*Aim of the task*:
Omit all images, then return the remaining material exactly as it stands.

*Material to process*:

# # # # #

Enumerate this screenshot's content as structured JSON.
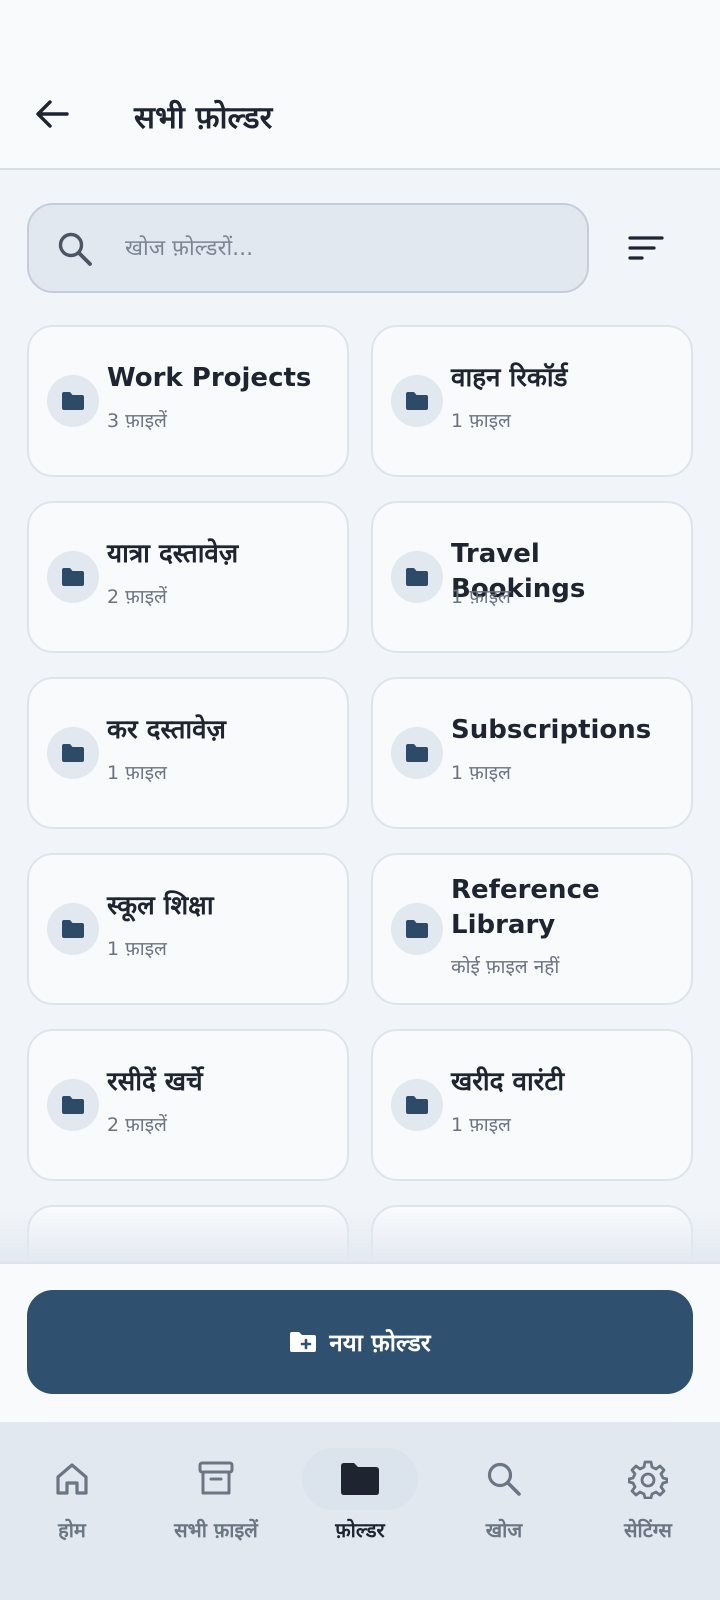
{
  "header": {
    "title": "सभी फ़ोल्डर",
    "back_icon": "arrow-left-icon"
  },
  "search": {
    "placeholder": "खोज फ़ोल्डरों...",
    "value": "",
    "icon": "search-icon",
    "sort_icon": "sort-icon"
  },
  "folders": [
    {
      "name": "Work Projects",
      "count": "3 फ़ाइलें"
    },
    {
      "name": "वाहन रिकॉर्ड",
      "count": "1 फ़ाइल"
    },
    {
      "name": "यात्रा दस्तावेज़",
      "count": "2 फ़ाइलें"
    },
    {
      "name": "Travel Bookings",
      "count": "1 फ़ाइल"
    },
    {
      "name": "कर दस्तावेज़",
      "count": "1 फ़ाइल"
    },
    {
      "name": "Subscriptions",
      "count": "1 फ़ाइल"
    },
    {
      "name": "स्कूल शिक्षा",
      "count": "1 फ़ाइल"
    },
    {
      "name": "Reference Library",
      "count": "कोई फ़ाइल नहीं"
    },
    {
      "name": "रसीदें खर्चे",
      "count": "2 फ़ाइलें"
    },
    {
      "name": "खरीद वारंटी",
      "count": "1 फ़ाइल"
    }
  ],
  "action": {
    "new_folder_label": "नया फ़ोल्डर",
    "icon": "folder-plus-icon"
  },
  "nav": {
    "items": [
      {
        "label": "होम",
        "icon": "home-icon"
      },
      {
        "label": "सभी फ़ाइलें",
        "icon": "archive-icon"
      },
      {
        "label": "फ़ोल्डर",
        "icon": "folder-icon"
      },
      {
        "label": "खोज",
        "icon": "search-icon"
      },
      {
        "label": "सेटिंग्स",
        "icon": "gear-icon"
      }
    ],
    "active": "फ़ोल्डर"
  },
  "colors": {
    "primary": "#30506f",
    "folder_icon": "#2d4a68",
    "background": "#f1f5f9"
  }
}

# # # # #

*Complete answer*:
Enumerate this screenshot's content as structured JSON.
{
  "header": {
    "title": "सभी फ़ोल्डर",
    "back_icon": "arrow-left-icon"
  },
  "search": {
    "placeholder": "खोज फ़ोल्डरों...",
    "value": "",
    "icon": "search-icon",
    "sort_icon": "sort-icon"
  },
  "folders": [
    {
      "name": "Work Projects",
      "count": "3 फ़ाइलें"
    },
    {
      "name": "वाहन रिकॉर्ड",
      "count": "1 फ़ाइल"
    },
    {
      "name": "यात्रा दस्तावेज़",
      "count": "2 फ़ाइलें"
    },
    {
      "name": "Travel Bookings",
      "count": "1 फ़ाइल"
    },
    {
      "name": "कर दस्तावेज़",
      "count": "1 फ़ाइल"
    },
    {
      "name": "Subscriptions",
      "count": "1 फ़ाइल"
    },
    {
      "name": "स्कूल शिक्षा",
      "count": "1 फ़ाइल"
    },
    {
      "name": "Reference Library",
      "count": "कोई फ़ाइल नहीं"
    },
    {
      "name": "रसीदें खर्चे",
      "count": "2 फ़ाइलें"
    },
    {
      "name": "खरीद वारंटी",
      "count": "1 फ़ाइल"
    }
  ],
  "action": {
    "new_folder_label": "नया फ़ोल्डर",
    "icon": "folder-plus-icon"
  },
  "nav": {
    "items": [
      {
        "label": "होम",
        "icon": "home-icon"
      },
      {
        "label": "सभी फ़ाइलें",
        "icon": "archive-icon"
      },
      {
        "label": "फ़ोल्डर",
        "icon": "folder-icon"
      },
      {
        "label": "खोज",
        "icon": "search-icon"
      },
      {
        "label": "सेटिंग्स",
        "icon": "gear-icon"
      }
    ],
    "active": "फ़ोल्डर"
  },
  "colors": {
    "primary": "#30506f",
    "folder_icon": "#2d4a68",
    "background": "#f1f5f9"
  }
}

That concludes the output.